*EXERCISE TASK:* Go through the entries below, tally each line with the string "advised", and give the final number by itself.

*Data entries:*
***
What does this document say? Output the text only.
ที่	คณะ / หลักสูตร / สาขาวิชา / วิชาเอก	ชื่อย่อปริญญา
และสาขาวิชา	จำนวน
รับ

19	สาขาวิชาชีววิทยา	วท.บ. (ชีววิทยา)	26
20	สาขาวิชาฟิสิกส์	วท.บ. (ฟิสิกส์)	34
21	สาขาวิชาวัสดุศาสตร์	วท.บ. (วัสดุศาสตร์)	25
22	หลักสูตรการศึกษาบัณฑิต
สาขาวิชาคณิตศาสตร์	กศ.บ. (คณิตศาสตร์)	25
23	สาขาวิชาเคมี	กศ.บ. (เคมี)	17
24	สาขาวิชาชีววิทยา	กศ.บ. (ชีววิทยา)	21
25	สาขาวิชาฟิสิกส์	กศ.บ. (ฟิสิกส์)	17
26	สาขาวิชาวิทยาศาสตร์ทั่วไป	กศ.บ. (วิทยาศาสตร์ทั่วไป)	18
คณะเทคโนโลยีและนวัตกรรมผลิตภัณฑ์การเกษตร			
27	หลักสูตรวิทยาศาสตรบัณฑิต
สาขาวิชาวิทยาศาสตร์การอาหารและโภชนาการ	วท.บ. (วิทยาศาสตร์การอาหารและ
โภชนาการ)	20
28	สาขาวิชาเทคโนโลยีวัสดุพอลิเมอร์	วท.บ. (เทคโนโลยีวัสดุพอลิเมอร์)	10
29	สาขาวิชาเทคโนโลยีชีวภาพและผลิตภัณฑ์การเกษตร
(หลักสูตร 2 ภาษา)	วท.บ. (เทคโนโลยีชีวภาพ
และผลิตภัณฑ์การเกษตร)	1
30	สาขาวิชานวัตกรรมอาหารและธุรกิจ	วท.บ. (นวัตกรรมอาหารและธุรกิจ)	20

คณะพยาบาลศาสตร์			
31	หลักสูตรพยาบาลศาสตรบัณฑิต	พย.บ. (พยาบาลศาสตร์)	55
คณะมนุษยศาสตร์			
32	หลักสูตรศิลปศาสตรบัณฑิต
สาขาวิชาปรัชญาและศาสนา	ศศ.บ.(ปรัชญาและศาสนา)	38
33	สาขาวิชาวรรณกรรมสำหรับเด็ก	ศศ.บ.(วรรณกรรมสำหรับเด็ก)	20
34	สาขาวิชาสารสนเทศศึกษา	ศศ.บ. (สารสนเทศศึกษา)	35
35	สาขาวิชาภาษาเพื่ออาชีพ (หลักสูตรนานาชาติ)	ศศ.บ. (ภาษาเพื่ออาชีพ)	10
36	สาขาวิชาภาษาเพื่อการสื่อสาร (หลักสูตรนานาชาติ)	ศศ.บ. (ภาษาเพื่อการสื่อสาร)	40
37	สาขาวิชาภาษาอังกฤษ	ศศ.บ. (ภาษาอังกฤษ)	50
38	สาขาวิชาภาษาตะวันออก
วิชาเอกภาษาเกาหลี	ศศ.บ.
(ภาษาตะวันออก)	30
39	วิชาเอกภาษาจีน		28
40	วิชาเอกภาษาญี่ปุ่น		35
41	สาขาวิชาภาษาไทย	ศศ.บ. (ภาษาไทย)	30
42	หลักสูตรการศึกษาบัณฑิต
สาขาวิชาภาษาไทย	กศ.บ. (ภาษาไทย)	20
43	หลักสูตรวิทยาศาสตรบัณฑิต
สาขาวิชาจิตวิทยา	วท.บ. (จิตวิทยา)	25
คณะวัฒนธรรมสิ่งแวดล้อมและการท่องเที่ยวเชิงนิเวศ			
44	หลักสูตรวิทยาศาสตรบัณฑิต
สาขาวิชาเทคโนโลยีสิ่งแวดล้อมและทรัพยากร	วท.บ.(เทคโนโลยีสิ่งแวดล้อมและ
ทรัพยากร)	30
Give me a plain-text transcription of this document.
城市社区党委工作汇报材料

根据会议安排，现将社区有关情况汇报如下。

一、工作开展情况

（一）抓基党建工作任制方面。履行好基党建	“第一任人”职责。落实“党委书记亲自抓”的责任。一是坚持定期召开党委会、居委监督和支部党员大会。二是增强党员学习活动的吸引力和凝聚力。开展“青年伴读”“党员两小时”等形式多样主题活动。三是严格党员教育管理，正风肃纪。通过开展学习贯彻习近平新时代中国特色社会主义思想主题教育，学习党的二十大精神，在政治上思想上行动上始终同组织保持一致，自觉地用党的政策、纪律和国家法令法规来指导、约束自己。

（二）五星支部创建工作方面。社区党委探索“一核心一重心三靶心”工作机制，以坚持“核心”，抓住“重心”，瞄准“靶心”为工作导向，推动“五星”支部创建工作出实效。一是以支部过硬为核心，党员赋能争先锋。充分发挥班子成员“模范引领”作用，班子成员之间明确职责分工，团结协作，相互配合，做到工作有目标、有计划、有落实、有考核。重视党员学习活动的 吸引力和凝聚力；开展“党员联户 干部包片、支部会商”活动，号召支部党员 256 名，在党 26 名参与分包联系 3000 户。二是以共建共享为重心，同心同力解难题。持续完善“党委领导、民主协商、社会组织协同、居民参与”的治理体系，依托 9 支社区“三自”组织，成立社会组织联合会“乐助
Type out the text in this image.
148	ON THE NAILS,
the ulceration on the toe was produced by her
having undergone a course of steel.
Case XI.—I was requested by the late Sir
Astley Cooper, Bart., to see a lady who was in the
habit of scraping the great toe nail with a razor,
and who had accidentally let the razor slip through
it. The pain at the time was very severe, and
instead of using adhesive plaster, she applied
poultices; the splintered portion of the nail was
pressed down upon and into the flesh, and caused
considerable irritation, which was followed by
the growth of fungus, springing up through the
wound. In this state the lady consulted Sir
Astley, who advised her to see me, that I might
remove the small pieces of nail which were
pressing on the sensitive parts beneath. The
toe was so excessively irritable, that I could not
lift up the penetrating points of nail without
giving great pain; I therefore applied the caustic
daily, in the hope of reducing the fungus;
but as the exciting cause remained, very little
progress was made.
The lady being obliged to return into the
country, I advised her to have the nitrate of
***
*TASK RESULT:* 2